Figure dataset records

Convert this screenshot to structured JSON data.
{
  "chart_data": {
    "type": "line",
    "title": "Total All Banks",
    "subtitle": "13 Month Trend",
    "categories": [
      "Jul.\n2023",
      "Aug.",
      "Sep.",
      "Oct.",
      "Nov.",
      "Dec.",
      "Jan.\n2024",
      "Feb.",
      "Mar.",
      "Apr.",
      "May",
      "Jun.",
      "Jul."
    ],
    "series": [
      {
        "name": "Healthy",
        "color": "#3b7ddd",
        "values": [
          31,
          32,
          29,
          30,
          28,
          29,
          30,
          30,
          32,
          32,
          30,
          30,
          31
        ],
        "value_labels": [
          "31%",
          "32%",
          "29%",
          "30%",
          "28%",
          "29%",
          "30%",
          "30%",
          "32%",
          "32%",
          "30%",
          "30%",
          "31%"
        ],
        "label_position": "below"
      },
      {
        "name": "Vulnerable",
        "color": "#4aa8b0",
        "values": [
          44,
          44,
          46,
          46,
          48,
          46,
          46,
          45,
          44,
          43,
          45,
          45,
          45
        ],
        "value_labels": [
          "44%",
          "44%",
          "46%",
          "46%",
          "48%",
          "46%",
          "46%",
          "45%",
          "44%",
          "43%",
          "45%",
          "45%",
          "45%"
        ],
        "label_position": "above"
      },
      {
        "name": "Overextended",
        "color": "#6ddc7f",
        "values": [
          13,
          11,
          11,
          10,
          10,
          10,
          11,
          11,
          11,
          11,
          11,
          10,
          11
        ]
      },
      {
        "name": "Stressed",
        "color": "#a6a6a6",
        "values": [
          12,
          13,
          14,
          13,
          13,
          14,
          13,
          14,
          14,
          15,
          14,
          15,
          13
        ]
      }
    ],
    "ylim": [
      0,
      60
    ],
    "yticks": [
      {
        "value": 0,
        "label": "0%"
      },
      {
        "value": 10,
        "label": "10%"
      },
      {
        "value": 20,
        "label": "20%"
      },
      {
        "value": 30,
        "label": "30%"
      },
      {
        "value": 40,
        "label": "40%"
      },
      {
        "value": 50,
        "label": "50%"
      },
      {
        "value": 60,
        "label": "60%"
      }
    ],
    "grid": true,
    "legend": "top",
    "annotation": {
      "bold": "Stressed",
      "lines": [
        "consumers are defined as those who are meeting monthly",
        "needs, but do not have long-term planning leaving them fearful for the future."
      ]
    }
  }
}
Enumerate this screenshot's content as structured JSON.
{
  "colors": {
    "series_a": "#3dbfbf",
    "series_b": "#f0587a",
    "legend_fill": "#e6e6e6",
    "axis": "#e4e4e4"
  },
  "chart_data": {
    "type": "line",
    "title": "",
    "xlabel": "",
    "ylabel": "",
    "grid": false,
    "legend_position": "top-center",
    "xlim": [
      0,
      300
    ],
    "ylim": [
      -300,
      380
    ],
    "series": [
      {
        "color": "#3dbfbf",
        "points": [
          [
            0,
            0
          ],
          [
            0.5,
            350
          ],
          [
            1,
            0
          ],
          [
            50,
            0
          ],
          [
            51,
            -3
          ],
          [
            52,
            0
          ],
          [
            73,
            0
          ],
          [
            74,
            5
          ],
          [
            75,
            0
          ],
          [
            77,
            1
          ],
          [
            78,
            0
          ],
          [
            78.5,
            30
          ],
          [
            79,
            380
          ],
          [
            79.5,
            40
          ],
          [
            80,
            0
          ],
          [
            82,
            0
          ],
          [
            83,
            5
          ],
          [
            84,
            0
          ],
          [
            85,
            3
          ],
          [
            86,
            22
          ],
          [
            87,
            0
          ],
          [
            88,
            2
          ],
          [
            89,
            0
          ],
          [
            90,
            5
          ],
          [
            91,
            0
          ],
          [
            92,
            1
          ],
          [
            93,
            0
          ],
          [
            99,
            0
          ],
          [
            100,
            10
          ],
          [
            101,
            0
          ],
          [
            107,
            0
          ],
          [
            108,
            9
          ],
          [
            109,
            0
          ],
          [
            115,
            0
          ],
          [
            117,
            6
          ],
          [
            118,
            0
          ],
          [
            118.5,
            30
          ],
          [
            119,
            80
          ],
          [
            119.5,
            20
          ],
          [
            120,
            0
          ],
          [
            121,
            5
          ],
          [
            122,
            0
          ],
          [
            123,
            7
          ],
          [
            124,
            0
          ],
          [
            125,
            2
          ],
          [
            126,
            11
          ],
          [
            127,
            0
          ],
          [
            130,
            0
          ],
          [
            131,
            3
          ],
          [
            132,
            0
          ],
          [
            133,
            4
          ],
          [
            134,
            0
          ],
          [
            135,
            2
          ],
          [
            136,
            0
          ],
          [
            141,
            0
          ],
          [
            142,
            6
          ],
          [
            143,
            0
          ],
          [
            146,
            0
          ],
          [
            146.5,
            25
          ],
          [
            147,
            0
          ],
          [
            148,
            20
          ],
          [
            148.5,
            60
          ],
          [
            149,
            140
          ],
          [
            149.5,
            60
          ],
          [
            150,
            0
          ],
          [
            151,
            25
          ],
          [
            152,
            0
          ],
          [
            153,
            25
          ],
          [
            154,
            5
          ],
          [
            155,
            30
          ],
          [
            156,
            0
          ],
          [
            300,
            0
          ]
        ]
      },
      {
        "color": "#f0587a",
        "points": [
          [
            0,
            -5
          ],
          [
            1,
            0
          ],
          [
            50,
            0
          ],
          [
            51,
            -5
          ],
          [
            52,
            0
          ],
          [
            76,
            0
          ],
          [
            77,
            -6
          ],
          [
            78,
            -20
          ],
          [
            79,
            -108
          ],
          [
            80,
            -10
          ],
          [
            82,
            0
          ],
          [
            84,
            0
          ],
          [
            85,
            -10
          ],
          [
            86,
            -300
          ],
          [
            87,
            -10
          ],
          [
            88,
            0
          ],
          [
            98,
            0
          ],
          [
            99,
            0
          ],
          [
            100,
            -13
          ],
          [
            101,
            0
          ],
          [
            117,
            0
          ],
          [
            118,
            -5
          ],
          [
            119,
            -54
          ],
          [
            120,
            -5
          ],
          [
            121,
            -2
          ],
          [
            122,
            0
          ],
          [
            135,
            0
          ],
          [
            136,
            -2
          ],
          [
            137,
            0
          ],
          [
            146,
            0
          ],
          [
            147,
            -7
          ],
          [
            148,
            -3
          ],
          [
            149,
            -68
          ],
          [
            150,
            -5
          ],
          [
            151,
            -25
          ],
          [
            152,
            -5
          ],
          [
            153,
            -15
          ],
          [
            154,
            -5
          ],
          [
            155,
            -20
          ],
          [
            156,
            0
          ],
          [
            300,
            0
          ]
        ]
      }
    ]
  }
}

**Task details**
Identify and extract each line of the listing that contains "name".

**Response to the task**
        "name": "Healthy",
        "name": "Vulnerable",
        "name": "Overextended",
        "name": "Stressed",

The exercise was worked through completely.